(Collected data)
+ + + + +

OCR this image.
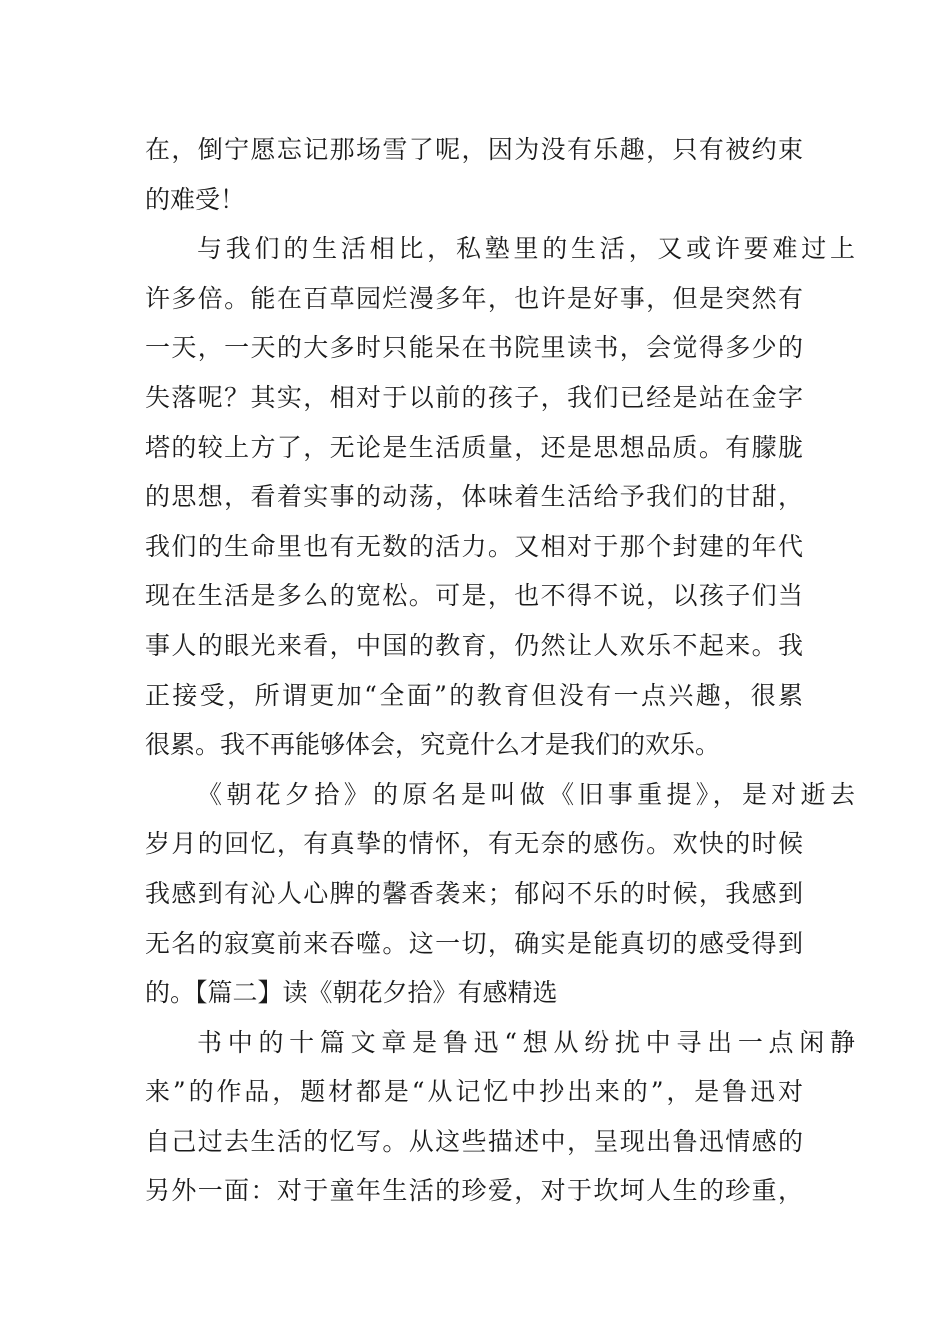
在，倒宁愿忘记那场雪了呢，因为没有乐趣，只有被约束
的难受！
与我们的生活相比，私塾里的生活，又或许要难过上
许多倍。能在百草园烂漫多年，也许是好事，但是突然有
一天，一天的大多时只能呆在书院里读书，会觉得多少的
失落呢？其实，相对于以前的孩子，我们已经是站在金字
塔的较上方了，无论是生活质量，还是思想品质。有朦胧
的思想，看着实事的动荡，体味着生活给予我们的甘甜，
我们的生命里也有无数的活力。又相对于那个封建的年代
现在生活是多么的宽松。可是，也不得不说，以孩子们当
事人的眼光来看，中国的教育，仍然让人欢乐不起来。我
正接受，所谓更加“全面”的教育但没有一点兴趣，很累
很累。我不再能够体会，究竟什么才是我们的欢乐。
《朝花夕拾》的原名是叫做《旧事重提》，是对逝去
岁月的回忆，有真挚的情怀，有无奈的感伤。欢快的时候
我感到有沁人心脾的馨香袭来；郁闷不乐的时候，我感到
无名的寂寞前来吞噬。这一切，确实是能真切的感受得到
的。【篇二】读《朝花夕拾》有感精选
书中的十篇文章是鲁迅“想从纷扰中寻出一点闲静
来”的作品，题材都是“从记忆中抄出来的”，是鲁迅对
自己过去生活的忆写。从这些描述中，呈现出鲁迅情感的
另外一面：对于童年生活的珍爱，对于坎坷人生的珍重，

+ + + + +

### Brief
List every line above that contains the word "朝花夕拾".

### Solved problem
《朝花夕拾》的原名是叫做《旧事重提》，是对逝去
的。【篇二】读《朝花夕拾》有感精选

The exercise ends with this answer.